# WHAT IS BEING ASKED:
Where does the word "appointments" show up in the records? Copy every line that has it.

# MATERIAL FOR THIS EXERCISE:

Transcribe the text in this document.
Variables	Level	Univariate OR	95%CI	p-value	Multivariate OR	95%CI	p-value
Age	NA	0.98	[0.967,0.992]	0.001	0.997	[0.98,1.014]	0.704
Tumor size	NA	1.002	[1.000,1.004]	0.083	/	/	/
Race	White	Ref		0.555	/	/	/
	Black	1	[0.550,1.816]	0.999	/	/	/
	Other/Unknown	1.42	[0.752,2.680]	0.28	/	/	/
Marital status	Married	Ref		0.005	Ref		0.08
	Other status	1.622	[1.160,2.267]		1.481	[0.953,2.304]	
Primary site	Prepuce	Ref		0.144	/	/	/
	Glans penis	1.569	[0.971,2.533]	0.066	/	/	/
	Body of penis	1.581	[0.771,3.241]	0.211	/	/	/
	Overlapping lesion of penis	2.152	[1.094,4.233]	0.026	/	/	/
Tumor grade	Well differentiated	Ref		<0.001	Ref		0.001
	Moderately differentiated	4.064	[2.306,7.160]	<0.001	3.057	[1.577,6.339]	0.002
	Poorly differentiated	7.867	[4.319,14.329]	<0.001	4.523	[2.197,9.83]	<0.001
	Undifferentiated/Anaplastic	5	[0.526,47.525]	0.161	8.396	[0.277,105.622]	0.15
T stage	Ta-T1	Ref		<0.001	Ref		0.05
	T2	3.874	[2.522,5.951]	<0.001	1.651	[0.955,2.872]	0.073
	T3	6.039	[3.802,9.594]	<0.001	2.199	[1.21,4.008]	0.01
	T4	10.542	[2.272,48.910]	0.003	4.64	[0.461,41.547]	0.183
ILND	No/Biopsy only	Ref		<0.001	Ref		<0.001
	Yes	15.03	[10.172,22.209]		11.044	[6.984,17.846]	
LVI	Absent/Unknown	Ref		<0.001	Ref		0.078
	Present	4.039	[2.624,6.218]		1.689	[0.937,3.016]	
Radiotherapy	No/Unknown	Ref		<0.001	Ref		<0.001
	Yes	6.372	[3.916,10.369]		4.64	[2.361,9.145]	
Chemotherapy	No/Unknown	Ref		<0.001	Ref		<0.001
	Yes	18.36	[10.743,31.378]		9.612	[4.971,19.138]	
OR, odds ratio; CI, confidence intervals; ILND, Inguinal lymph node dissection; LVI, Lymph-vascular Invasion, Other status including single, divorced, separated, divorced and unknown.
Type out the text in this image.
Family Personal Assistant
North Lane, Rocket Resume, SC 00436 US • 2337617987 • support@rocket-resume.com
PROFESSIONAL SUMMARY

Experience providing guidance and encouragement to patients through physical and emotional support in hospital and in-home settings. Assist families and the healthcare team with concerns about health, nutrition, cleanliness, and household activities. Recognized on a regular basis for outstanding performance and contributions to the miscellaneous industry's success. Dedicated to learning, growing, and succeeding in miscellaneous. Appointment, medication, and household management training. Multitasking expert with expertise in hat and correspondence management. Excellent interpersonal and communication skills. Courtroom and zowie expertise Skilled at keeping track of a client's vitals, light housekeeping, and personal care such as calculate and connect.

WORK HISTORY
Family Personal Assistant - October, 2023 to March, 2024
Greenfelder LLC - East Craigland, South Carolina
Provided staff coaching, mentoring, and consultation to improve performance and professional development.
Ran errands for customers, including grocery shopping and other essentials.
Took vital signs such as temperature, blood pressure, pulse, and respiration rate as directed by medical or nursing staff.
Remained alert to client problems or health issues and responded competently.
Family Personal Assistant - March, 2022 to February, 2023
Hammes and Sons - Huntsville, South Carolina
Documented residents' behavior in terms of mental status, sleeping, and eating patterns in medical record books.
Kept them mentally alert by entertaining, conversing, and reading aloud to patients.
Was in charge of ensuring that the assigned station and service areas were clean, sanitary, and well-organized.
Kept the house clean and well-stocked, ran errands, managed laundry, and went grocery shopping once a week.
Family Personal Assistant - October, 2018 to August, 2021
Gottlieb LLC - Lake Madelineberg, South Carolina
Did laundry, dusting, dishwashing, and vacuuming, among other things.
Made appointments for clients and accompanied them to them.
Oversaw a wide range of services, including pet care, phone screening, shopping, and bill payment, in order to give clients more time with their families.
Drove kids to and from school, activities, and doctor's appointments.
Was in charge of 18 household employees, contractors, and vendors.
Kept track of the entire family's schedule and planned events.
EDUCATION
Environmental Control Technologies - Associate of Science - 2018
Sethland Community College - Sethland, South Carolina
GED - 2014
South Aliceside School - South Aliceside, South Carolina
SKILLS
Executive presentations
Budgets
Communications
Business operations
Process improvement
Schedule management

# RESPONSE TO THIS EXERCISE:
Made appointments for clients and accompanied them to them.
Drove kids to and from school, activities, and doctor's appointments.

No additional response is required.